- [Short exercise 1]:
Answer these questions about the debugger error report:
(a) On what date was the message sent?
(b) For which register did the exception occur, and what value did that register hold?
(c) Which method and source line appear in the last frame shown in the stack trace?
- [Short exercise 2]: Extend the debugger error report past its final line, keeping the format and tone of the existing message.

- [Document passage]:
==*==

On Tue, 30 Aug 2022 23:57:55 GMT, Chris Plummer <[email protected]> wrote:
> While dumping all registers (and doing a findpc on each), the following
> exception occurred for r8:
>
>
> r8: 0x000000750e4fdffc
> Error: java.lang.ArrayIndexOutOfBoundsException: Index 4099 out of bounds for
> length 4096
> java.lang.ArrayIndexOutOfBoundsException: Index 4099 out of bounds for length
> 4096
> at jdk.hotspot.agent/sun.jvm.hotspot.debugger.Page.getLong(Page.java:182)
> at
> jdk.hotspot.agent/sun.jvm.hotspot.debugger.PageCache.getLong(PageCache.java:100)
> at
> jdk.hotspot.agent/sun.jvm.hotspot.debugger.DebuggerBase.readCInteger(DebuggerBase.java:364)
> at
> jdk.hotspot.agent/sun.jvm.hotspot.debugger.DebuggerBase.readAddressValue(DebuggerBase.java:462)
> at
> jdk.hotspot.agent/sun.jvm.hotspot.debugger.windbg.WindbgDebuggerLocal.readAddress(WindbgDebuggerLocal.java:312)
> at
> jdk.hotspot.agent/sun.jvm.hotspot.debugger.windbg.WindbgAddress.getAddressAt(WindbgAddress.java:71)
> at
> jdk.hotspot.agent/sun.jvm.hotspot.utilities.PointerFinder.find(PointerFinder.java:58)

==*==

Lines of data
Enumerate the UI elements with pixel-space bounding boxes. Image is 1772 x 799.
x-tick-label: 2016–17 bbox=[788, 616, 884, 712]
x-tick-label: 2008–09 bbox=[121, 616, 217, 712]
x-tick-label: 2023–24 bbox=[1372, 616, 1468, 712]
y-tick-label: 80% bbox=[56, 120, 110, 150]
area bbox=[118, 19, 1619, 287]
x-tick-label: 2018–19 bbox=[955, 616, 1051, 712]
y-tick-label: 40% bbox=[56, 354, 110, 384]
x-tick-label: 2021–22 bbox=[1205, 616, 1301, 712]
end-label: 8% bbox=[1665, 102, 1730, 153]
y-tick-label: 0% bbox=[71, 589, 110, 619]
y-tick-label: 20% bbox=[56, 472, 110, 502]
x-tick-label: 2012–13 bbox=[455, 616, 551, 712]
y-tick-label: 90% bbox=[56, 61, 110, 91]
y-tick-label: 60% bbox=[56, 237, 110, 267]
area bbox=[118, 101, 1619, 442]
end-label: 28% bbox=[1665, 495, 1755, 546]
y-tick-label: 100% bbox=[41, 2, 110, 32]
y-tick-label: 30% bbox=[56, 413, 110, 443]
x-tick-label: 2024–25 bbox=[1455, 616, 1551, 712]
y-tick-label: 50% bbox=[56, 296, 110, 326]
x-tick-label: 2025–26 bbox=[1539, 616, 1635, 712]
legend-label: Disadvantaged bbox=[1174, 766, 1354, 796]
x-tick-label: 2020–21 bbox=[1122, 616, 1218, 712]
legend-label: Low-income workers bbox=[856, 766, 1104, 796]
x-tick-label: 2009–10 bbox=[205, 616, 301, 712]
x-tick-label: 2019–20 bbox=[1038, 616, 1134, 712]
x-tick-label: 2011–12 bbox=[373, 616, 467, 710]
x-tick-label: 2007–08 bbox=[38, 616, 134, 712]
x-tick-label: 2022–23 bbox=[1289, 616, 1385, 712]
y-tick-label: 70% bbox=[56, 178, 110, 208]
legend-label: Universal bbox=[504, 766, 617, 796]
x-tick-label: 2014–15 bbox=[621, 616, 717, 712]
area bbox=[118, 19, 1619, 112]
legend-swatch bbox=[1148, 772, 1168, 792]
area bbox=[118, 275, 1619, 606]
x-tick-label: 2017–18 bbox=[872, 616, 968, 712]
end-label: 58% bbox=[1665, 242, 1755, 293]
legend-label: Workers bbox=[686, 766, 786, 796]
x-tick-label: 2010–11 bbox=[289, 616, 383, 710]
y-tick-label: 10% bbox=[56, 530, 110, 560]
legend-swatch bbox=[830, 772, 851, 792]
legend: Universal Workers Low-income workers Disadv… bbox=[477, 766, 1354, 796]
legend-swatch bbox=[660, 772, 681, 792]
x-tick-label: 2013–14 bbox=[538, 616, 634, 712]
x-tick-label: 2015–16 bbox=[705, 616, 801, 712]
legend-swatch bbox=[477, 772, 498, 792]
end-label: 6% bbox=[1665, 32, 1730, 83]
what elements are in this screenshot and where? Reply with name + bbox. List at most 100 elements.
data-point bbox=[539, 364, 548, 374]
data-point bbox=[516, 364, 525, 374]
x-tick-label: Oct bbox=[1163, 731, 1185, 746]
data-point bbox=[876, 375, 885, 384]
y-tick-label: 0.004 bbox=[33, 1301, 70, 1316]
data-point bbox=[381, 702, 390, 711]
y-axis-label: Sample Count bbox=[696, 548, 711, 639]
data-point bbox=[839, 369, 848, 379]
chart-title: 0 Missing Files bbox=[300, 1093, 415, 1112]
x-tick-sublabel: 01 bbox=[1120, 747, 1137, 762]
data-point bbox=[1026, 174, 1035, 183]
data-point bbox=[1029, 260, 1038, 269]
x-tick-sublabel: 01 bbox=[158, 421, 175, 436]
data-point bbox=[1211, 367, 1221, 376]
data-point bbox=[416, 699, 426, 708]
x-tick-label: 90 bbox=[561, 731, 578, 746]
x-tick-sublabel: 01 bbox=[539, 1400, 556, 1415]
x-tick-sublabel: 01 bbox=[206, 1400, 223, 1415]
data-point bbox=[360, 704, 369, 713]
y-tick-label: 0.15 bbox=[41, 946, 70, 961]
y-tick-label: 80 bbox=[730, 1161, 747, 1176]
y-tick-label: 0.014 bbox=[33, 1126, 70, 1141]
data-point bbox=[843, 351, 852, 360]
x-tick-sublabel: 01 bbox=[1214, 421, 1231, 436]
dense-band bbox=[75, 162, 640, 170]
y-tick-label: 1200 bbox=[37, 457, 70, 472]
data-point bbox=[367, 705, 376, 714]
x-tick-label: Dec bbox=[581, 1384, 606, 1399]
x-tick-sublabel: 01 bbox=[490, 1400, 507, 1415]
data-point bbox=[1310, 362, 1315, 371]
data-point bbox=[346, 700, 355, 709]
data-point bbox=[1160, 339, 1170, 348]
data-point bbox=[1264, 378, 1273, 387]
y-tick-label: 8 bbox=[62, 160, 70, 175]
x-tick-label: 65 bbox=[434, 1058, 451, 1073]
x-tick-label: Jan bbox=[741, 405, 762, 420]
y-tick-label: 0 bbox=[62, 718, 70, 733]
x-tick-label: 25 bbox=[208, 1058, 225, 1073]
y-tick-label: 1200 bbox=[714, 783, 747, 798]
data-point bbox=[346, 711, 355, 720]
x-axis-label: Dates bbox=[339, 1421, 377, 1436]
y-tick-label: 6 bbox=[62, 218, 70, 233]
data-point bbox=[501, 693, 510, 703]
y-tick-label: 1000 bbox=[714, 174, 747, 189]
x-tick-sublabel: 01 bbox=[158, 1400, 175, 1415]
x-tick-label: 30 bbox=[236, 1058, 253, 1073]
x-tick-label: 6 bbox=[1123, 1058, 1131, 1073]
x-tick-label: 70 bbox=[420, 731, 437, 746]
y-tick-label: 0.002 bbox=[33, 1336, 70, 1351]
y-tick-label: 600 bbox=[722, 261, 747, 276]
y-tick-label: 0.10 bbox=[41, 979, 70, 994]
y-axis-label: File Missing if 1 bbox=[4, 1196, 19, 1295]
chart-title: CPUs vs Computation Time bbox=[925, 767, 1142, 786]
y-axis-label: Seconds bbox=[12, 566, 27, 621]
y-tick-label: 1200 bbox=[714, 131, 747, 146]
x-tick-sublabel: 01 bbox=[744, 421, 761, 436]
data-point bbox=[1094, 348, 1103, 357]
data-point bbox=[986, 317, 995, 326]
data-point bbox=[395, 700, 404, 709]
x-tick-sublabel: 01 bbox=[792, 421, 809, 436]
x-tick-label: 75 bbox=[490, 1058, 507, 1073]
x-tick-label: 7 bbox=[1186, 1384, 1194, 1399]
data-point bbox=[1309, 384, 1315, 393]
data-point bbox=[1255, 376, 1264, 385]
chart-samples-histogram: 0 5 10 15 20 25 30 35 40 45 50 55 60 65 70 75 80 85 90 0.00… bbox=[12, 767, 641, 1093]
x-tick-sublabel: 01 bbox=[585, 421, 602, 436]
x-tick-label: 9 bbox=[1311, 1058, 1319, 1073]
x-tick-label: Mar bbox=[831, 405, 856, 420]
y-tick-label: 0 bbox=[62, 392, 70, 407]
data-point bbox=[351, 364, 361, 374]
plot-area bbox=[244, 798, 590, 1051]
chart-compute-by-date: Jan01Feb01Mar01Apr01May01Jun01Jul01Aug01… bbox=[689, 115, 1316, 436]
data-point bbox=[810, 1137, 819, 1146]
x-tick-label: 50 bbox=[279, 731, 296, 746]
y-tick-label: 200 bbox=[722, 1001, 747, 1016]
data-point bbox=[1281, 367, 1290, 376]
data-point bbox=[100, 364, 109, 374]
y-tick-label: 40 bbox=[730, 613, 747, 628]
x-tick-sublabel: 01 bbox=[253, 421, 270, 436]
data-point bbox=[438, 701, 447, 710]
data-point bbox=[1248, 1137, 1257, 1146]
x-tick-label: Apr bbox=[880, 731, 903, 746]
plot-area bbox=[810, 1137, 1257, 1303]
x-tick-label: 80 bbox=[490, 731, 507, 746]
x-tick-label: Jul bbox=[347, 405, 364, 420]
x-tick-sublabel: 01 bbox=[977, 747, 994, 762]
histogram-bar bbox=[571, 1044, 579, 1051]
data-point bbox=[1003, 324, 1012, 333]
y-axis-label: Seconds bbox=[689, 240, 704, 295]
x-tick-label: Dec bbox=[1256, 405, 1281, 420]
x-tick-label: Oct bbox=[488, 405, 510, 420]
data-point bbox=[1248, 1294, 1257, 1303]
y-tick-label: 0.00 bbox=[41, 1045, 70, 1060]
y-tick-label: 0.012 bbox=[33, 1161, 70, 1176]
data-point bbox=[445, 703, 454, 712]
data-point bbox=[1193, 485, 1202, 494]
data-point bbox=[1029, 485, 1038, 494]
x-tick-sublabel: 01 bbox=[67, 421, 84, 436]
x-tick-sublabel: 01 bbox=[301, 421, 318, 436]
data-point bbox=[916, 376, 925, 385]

==*==

- [Written answer 1]:
(a) Tuesday, 30 August 2022.
(b) Register r8, holding 0x000000750e4fdffc.
(c) sun.jvm.hotspot.utilities.PointerFinder.find, at PointerFinder.java:58.

- [Written answer 2]:
> at
> jdk.hotspot.agent/sun.jvm.hotspot.runtime.JavaThread.printThreadContextOn(JavaThread.java:493)
>
>
> This exception is the result of using PointerFinder ("findpc") on invalid
> address that starts on the last 32-bit word of a page. "page" in this case is
> referring to a page in SA's PageCache, which are always 4k in size. Note
> findpc is frequently done using an invalid address. In this test case it is
> being called on each x64 register, which could contain anything. findpc
> relies on getting some sort of AddressException when this happens, and will
> then say the address points to something that is unknown. However, in the
> case of the address pointing to the last 32-bot word of a page, it results in
> an ArrayIndexOutOfBoundsException when the page cache tries to read past the
> end of the page. This is happening in Page.getLong(), which you can see in
> the stack trace.
>
> The main culprit here is some weakening of the alignment checks being done.
> The alignment check should have resulted in an UnalignedAddressException long
> before we ever got to Page.getLong(). However, we have the following
> override, which is allowing the unaligned address to pass the alignment check.
>
>
> public void checkAlignment(long address, long alignment) {
> // Need to override default checkAlignment because we need to
> // relax alignment constraints on Bsd/x86
> if ( (address % alignment != 0)
> &&(alignment != 8 || address % 4 != 0)) {
> throw new UnalignedAddressException(
> "Trying to read at address: "
> + addressValueToString(address)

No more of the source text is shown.